● Information shown:

-- Opening Marker --

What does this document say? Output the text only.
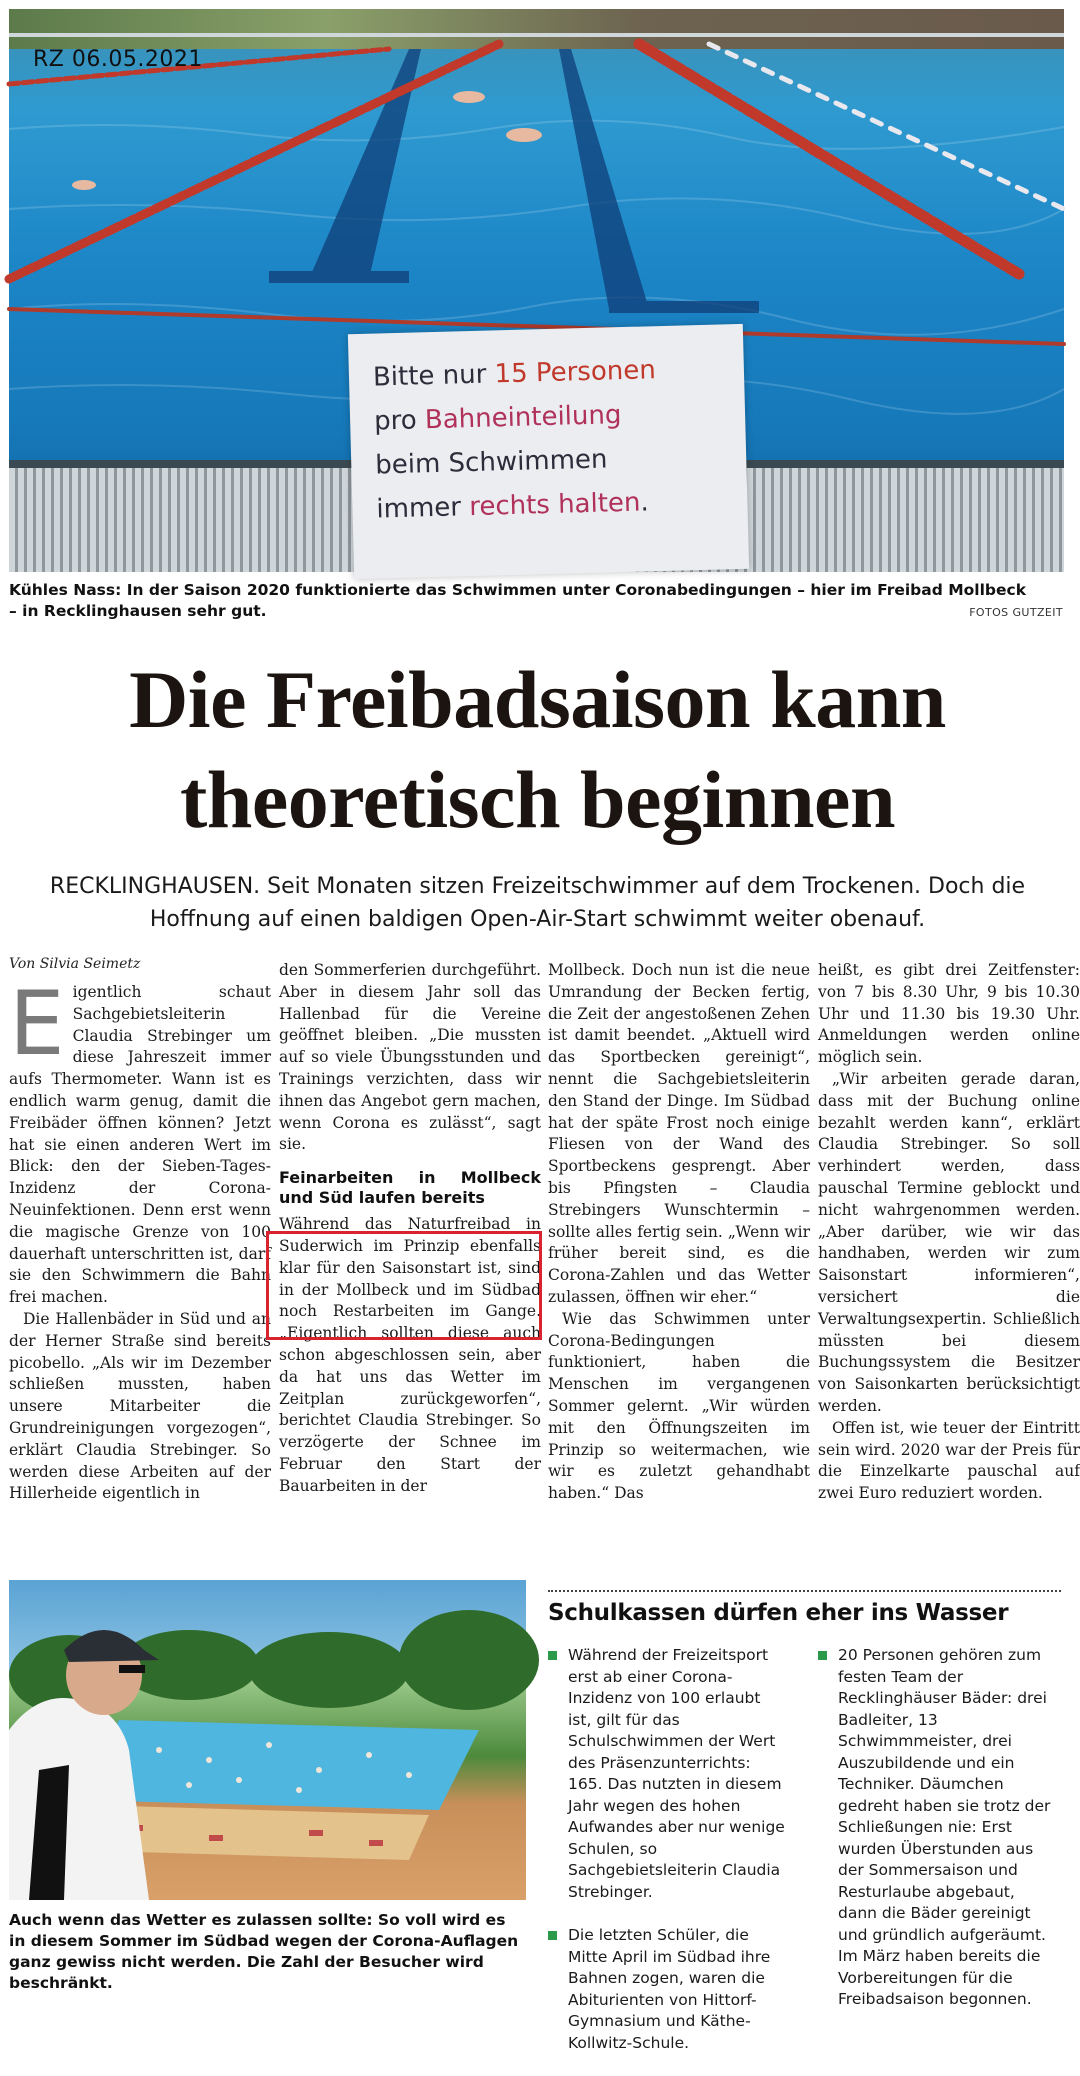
RZ 06.05.2021
Bitte nur 15 Personen
pro Bahneinteilung
beim Schwimmen
immer rechts halten.
Kühles Nass: In der Saison 2020 funktionierte das Schwimmen unter Coronabedingungen – hier im Freibad Mollbeck – in Recklinghausen sehr gut.	FOTOS GUTZEIT
Die Freibadsaison kann
theoretisch beginnen
RECKLINGHAUSEN. Seit Monaten sitzen Freizeitschwimmer auf dem Trockenen. Doch die Hoffnung auf einen baldigen Open-Air-Start schwimmt weiter obenauf.
Von Silvia Seimetz
E igentlich schaut Sachgebietsleiterin Claudia Strebinger um diese Jahreszeit immer aufs Thermometer. Wann ist es endlich warm genug, damit die Freibäder öffnen können? Jetzt hat sie einen anderen Wert im Blick: den der Sieben-Tages-Inzidenz der Corona-Neuinfektionen. Denn erst wenn die magische Grenze von 100 dauerhaft unterschritten ist, darf sie den Schwimmern die Bahn frei machen.

Die Hallenbäder in Süd und an der Herner Straße sind bereits picobello. „Als wir im Dezember schließen mussten, haben unsere Mitarbeiter die Grundreinigungen vorgezogen“, erklärt Claudia Strebinger. So werden diese Arbeiten auf der Hillerheide eigentlich in

den Sommerferien durchgeführt. Aber in diesem Jahr soll das Hallenbad für die Vereine geöffnet bleiben. „Die mussten auf so viele Übungsstunden und Trainings verzichten, dass wir ihnen das Angebot gern machen, wenn Corona es zulässt“, sagt sie.

Feinarbeiten in Mollbeck und Süd laufen bereits

Während das Naturfreibad in Suderwich im Prinzip ebenfalls klar für den Saisonstart ist, sind in der Mollbeck und im Südbad noch Restarbeiten im Gange. „Eigentlich sollten diese auch schon abgeschlossen sein, aber da hat uns das Wetter im Zeitplan zurückgeworfen“, berichtet Claudia Strebinger. So verzögerte der Schnee im Februar den Start der Bauarbeiten in der

Mollbeck. Doch nun ist die neue Umrandung der Becken fertig, die Zeit der angestoßenen Zehen ist damit beendet. „Aktuell wird das Sportbecken gereinigt“, nennt die Sachgebietsleiterin den Stand der Dinge. Im Südbad hat der späte Frost noch einige Fliesen von der Wand des Sportbeckens gesprengt. Aber bis Pfingsten – Claudia Strebingers Wunschtermin – sollte alles fertig sein. „Wenn wir früher bereit sind, es die Corona-Zahlen und das Wetter zulassen, öffnen wir eher.“

Wie das Schwimmen unter Corona-Bedingungen funktioniert, haben die Menschen im vergangenen Sommer gelernt. „Wir würden mit den Öffnungszeiten im Prinzip so weitermachen, wie wir es zuletzt gehandhabt haben.“ Das

heißt, es gibt drei Zeitfenster: von 7 bis 8.30 Uhr, 9 bis 10.30 Uhr und 11.30 bis 19.30 Uhr. Anmeldungen werden online möglich sein.

„Wir arbeiten gerade daran, dass mit der Buchung online bezahlt werden kann“, erklärt Claudia Strebinger. So soll verhindert werden, dass pauschal Termine geblockt und nicht wahrgenommen werden. „Aber darüber, wie wir das handhaben, werden wir zum Saisonstart informieren“, versichert die Verwaltungsexpertin. Schließlich müssten bei diesem Buchungssystem die Besitzer von Saisonkarten berücksichtigt werden.

Offen ist, wie teuer der Eintritt sein wird. 2020 war der Preis für die Einzelkarte pauschal auf zwei Euro reduziert worden.

Auch wenn das Wetter es zulassen sollte: So voll wird es in diesem Sommer im Südbad wegen der Corona-Auflagen ganz gewiss nicht werden. Die Zahl der Besucher wird beschränkt.
Schulkassen dürfen eher ins Wasser
Während der Freizeitsport erst ab einer Corona-Inzidenz von 100 erlaubt ist, gilt für das Schulschwimmen der Wert des Präsenzunterrichts: 165. Das nutzten in diesem Jahr wegen des hohen Aufwandes aber nur wenige Schulen, so Sachgebietsleiterin Claudia Strebinger.
Die letzten Schüler, die Mitte April im Südbad ihre Bahnen zogen, waren die Abiturienten von Hittorf-Gymnasium und Käthe-Kollwitz-Schule.
20 Personen gehören zum festen Team der Recklinghäuser Bäder: drei Badleiter, 13 Schwimmmeister, drei Auszubildende und ein Techniker. Däumchen gedreht haben sie trotz der Schließungen nie: Erst wurden Überstunden aus der Sommersaison und Resturlaube abgebaut, dann die Bäder gereinigt und gründlich aufgeräumt. Im März haben bereits die Vorbereitungen für die Freibadsaison begonnen.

-- Closing Marker --

● What the task asks: When you copy the entries above, reproduce each line exactly and leave out any pictures.

● Exercise response:
What does this document say? Output the text only.
RZ 06.05.2021
Bitte nur 15 Personen
pro Bahneinteilung
beim Schwimmen
immer rechts halten.
Kühles Nass: In der Saison 2020 funktionierte das Schwimmen unter Coronabedingungen – hier im Freibad Mollbeck – in Recklinghausen sehr gut.	FOTOS GUTZEIT
Die Freibadsaison kann
theoretisch beginnen
RECKLINGHAUSEN. Seit Monaten sitzen Freizeitschwimmer auf dem Trockenen. Doch die Hoffnung auf einen baldigen Open-Air-Start schwimmt weiter obenauf.
Von Silvia Seimetz
E igentlich schaut Sachgebietsleiterin Claudia Strebinger um diese Jahreszeit immer aufs Thermometer. Wann ist es endlich warm genug, damit die Freibäder öffnen können? Jetzt hat sie einen anderen Wert im Blick: den der Sieben-Tages-Inzidenz der Corona-Neuinfektionen. Denn erst wenn die magische Grenze von 100 dauerhaft unterschritten ist, darf sie den Schwimmern die Bahn frei machen.

Die Hallenbäder in Süd und an der Herner Straße sind bereits picobello. „Als wir im Dezember schließen mussten, haben unsere Mitarbeiter die Grundreinigungen vorgezogen“, erklärt Claudia Strebinger. So werden diese Arbeiten auf der Hillerheide eigentlich in

den Sommerferien durchgeführt. Aber in diesem Jahr soll das Hallenbad für die Vereine geöffnet bleiben. „Die mussten auf so viele Übungsstunden und Trainings verzichten, dass wir ihnen das Angebot gern machen, wenn Corona es zulässt“, sagt sie.

Feinarbeiten in Mollbeck und Süd laufen bereits

Während das Naturfreibad in Suderwich im Prinzip ebenfalls klar für den Saisonstart ist, sind in der Mollbeck und im Südbad noch Restarbeiten im Gange. „Eigentlich sollten diese auch schon abgeschlossen sein, aber da hat uns das Wetter im Zeitplan zurückgeworfen“, berichtet Claudia Strebinger. So verzögerte der Schnee im Februar den Start der Bauarbeiten in der

Mollbeck. Doch nun ist die neue Umrandung der Becken fertig, die Zeit der angestoßenen Zehen ist damit beendet. „Aktuell wird das Sportbecken gereinigt“, nennt die Sachgebietsleiterin den Stand der Dinge. Im Südbad hat der späte Frost noch einige Fliesen von der Wand des Sportbeckens gesprengt. Aber bis Pfingsten – Claudia Strebingers Wunschtermin – sollte alles fertig sein. „Wenn wir früher bereit sind, es die Corona-Zahlen und das Wetter zulassen, öffnen wir eher.“

Wie das Schwimmen unter Corona-Bedingungen funktioniert, haben die Menschen im vergangenen Sommer gelernt. „Wir würden mit den Öffnungszeiten im Prinzip so weitermachen, wie wir es zuletzt gehandhabt haben.“ Das

heißt, es gibt drei Zeitfenster: von 7 bis 8.30 Uhr, 9 bis 10.30 Uhr und 11.30 bis 19.30 Uhr. Anmeldungen werden online möglich sein.

„Wir arbeiten gerade daran, dass mit der Buchung online bezahlt werden kann“, erklärt Claudia Strebinger. So soll verhindert werden, dass pauschal Termine geblockt und nicht wahrgenommen werden. „Aber darüber, wie wir das handhaben, werden wir zum Saisonstart informieren“, versichert die Verwaltungsexpertin. Schließlich müssten bei diesem Buchungssystem die Besitzer von Saisonkarten berücksichtigt werden.

Offen ist, wie teuer der Eintritt sein wird. 2020 war der Preis für die Einzelkarte pauschal auf zwei Euro reduziert worden.

Auch wenn das Wetter es zulassen sollte: So voll wird es in diesem Sommer im Südbad wegen der Corona-Auflagen ganz gewiss nicht werden. Die Zahl der Besucher wird beschränkt.
Schulkassen dürfen eher ins Wasser
Während der Freizeitsport erst ab einer Corona-Inzidenz von 100 erlaubt ist, gilt für das Schulschwimmen der Wert des Präsenzunterrichts: 165. Das nutzten in diesem Jahr wegen des hohen Aufwandes aber nur wenige Schulen, so Sachgebietsleiterin Claudia Strebinger.
Die letzten Schüler, die Mitte April im Südbad ihre Bahnen zogen, waren die Abiturienten von Hittorf-Gymnasium und Käthe-Kollwitz-Schule.
20 Personen gehören zum festen Team der Recklinghäuser Bäder: drei Badleiter, 13 Schwimmmeister, drei Auszubildende und ein Techniker. Däumchen gedreht haben sie trotz der Schließungen nie: Erst wurden Überstunden aus der Sommersaison und Resturlaube abgebaut, dann die Bäder gereinigt und gründlich aufgeräumt. Im März haben bereits die Vorbereitungen für die Freibadsaison begonnen.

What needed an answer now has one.